Data entries
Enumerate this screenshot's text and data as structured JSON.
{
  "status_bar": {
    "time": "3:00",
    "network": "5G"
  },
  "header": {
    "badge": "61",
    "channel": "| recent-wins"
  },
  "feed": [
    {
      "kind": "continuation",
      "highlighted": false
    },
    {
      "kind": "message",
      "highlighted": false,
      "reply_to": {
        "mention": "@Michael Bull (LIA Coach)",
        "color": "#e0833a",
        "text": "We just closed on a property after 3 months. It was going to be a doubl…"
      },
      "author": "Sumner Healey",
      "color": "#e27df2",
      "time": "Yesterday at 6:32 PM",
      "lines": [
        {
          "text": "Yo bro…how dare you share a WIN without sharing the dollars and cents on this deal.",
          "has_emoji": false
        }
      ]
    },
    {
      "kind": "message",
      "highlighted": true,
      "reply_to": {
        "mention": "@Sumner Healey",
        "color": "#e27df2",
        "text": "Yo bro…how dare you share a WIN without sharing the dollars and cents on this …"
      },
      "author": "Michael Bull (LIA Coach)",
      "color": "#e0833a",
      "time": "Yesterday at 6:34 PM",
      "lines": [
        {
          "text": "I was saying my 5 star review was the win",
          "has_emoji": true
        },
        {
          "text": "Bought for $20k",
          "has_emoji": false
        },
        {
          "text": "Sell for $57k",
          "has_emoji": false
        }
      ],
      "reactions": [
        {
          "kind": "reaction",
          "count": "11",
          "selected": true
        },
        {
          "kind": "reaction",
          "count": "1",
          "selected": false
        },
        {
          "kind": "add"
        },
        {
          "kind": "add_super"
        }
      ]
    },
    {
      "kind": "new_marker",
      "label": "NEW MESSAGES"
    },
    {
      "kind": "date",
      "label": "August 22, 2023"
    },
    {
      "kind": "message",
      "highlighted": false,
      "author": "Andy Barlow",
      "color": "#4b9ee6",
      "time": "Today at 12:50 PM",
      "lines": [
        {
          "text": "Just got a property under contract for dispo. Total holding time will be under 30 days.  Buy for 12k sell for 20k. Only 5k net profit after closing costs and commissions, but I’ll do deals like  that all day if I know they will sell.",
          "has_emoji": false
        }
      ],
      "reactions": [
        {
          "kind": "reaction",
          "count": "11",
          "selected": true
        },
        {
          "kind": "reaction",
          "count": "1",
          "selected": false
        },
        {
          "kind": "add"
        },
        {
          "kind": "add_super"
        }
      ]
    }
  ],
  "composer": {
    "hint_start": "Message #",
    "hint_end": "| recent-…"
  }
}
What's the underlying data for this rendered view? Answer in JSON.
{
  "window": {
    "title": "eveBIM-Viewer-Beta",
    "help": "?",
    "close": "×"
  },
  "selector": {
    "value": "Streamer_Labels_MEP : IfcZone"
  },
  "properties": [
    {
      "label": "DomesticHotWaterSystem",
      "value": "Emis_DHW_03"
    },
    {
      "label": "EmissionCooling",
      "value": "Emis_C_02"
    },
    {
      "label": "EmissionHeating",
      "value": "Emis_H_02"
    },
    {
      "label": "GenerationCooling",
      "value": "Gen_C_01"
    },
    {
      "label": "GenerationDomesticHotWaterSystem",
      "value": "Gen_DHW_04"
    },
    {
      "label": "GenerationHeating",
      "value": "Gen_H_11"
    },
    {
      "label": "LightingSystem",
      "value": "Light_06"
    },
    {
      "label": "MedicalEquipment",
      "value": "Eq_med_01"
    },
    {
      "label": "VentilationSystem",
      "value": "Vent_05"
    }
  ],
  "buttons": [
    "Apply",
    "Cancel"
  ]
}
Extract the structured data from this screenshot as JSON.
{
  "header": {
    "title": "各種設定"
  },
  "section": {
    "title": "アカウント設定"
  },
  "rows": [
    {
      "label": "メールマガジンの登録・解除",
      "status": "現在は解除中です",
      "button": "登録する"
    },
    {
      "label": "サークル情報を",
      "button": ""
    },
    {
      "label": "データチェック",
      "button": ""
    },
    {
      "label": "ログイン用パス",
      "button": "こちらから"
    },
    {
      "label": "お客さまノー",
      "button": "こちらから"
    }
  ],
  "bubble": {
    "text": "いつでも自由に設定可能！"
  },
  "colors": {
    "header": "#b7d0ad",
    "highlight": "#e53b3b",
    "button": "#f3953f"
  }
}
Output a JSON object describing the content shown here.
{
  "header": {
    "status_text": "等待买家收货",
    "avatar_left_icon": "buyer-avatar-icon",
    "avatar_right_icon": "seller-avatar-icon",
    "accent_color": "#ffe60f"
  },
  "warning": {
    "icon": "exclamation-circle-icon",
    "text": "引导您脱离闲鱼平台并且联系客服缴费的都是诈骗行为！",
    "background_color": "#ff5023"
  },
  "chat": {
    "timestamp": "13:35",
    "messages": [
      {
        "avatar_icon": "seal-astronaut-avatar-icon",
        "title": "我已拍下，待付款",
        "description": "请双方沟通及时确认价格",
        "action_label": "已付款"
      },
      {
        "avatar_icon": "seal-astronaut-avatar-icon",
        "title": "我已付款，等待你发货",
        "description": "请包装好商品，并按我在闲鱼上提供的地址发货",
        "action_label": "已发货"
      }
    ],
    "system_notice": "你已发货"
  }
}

-- INSTRUCTIONS FOR THE TASK --
Only a number is wanted: how many lines of the material above hold "highlighted"?

-- THE RESULT --
4